- [What is being asked] Transcribe all records exactly.

### Listed records ###

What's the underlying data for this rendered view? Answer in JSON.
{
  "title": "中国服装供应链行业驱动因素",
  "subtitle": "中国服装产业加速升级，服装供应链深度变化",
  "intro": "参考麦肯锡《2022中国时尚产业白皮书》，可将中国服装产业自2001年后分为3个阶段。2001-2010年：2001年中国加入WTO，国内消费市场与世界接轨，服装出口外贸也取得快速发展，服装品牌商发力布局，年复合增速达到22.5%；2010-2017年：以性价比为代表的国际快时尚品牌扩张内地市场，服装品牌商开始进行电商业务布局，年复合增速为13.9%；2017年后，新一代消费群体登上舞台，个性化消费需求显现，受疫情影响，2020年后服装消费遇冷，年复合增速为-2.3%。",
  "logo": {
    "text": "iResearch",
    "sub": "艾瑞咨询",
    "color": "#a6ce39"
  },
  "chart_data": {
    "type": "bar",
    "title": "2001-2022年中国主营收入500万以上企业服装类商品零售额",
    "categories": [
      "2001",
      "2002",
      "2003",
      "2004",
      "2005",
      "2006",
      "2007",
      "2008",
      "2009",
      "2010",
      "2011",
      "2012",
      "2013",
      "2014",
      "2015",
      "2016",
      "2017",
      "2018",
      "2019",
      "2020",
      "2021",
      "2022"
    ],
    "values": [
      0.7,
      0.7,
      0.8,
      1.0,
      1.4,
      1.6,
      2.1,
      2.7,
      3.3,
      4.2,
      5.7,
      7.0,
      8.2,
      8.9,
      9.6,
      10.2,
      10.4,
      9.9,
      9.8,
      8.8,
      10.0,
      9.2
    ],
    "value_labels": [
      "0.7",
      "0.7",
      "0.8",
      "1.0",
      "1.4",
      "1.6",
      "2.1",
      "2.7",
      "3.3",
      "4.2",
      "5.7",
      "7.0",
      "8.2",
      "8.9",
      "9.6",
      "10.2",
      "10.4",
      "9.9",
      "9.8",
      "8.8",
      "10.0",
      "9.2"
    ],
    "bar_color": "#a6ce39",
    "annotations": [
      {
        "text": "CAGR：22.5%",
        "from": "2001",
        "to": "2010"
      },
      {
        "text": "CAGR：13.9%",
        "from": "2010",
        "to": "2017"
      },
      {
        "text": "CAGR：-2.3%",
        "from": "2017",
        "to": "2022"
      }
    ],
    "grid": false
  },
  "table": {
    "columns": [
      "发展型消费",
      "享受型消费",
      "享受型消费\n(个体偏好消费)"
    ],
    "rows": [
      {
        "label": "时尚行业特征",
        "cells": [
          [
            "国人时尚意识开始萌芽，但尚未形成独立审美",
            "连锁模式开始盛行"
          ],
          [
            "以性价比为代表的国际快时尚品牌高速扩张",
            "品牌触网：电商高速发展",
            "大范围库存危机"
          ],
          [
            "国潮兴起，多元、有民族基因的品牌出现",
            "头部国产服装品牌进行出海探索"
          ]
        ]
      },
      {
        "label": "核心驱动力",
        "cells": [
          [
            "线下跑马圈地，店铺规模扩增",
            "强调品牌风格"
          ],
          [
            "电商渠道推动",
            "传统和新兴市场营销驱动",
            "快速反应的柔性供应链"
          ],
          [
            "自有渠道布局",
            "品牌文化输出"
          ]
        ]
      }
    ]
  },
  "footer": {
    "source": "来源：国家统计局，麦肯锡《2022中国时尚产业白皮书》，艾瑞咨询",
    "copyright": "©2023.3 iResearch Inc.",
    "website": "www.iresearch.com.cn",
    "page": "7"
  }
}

###

- [Complete answer]
What's the underlying data for this rendered view? Answer in JSON.
{
  "title": "中国服装供应链行业驱动因素",
  "subtitle": "中国服装产业加速升级，服装供应链深度变化",
  "intro": "参考麦肯锡《2022中国时尚产业白皮书》，可将中国服装产业自2001年后分为3个阶段。2001-2010年：2001年中国加入WTO，国内消费市场与世界接轨，服装出口外贸也取得快速发展，服装品牌商发力布局，年复合增速达到22.5%；2010-2017年：以性价比为代表的国际快时尚品牌扩张内地市场，服装品牌商开始进行电商业务布局，年复合增速为13.9%；2017年后，新一代消费群体登上舞台，个性化消费需求显现，受疫情影响，2020年后服装消费遇冷，年复合增速为-2.3%。",
  "logo": {
    "text": "iResearch",
    "sub": "艾瑞咨询",
    "color": "#a6ce39"
  },
  "chart_data": {
    "type": "bar",
    "title": "2001-2022年中国主营收入500万以上企业服装类商品零售额",
    "categories": [
      "2001",
      "2002",
      "2003",
      "2004",
      "2005",
      "2006",
      "2007",
      "2008",
      "2009",
      "2010",
      "2011",
      "2012",
      "2013",
      "2014",
      "2015",
      "2016",
      "2017",
      "2018",
      "2019",
      "2020",
      "2021",
      "2022"
    ],
    "values": [
      0.7,
      0.7,
      0.8,
      1.0,
      1.4,
      1.6,
      2.1,
      2.7,
      3.3,
      4.2,
      5.7,
      7.0,
      8.2,
      8.9,
      9.6,
      10.2,
      10.4,
      9.9,
      9.8,
      8.8,
      10.0,
      9.2
    ],
    "value_labels": [
      "0.7",
      "0.7",
      "0.8",
      "1.0",
      "1.4",
      "1.6",
      "2.1",
      "2.7",
      "3.3",
      "4.2",
      "5.7",
      "7.0",
      "8.2",
      "8.9",
      "9.6",
      "10.2",
      "10.4",
      "9.9",
      "9.8",
      "8.8",
      "10.0",
      "9.2"
    ],
    "bar_color": "#a6ce39",
    "annotations": [
      {
        "text": "CAGR：22.5%",
        "from": "2001",
        "to": "2010"
      },
      {
        "text": "CAGR：13.9%",
        "from": "2010",
        "to": "2017"
      },
      {
        "text": "CAGR：-2.3%",
        "from": "2017",
        "to": "2022"
      }
    ],
    "grid": false
  },
  "table": {
    "columns": [
      "发展型消费",
      "享受型消费",
      "享受型消费\n(个体偏好消费)"
    ],
    "rows": [
      {
        "label": "时尚行业特征",
        "cells": [
          [
            "国人时尚意识开始萌芽，但尚未形成独立审美",
            "连锁模式开始盛行"
          ],
          [
            "以性价比为代表的国际快时尚品牌高速扩张",
            "品牌触网：电商高速发展",
            "大范围库存危机"
          ],
          [
            "国潮兴起，多元、有民族基因的品牌出现",
            "头部国产服装品牌进行出海探索"
          ]
        ]
      },
      {
        "label": "核心驱动力",
        "cells": [
          [
            "线下跑马圈地，店铺规模扩增",
            "强调品牌风格"
          ],
          [
            "电商渠道推动",
            "传统和新兴市场营销驱动",
            "快速反应的柔性供应链"
          ],
          [
            "自有渠道布局",
            "品牌文化输出"
          ]
        ]
      }
    ]
  },
  "footer": {
    "source": "来源：国家统计局，麦肯锡《2022中国时尚产业白皮书》，艾瑞咨询",
    "copyright": "©2023.3 iResearch Inc.",
    "website": "www.iresearch.com.cn",
    "page": "7"
  }
}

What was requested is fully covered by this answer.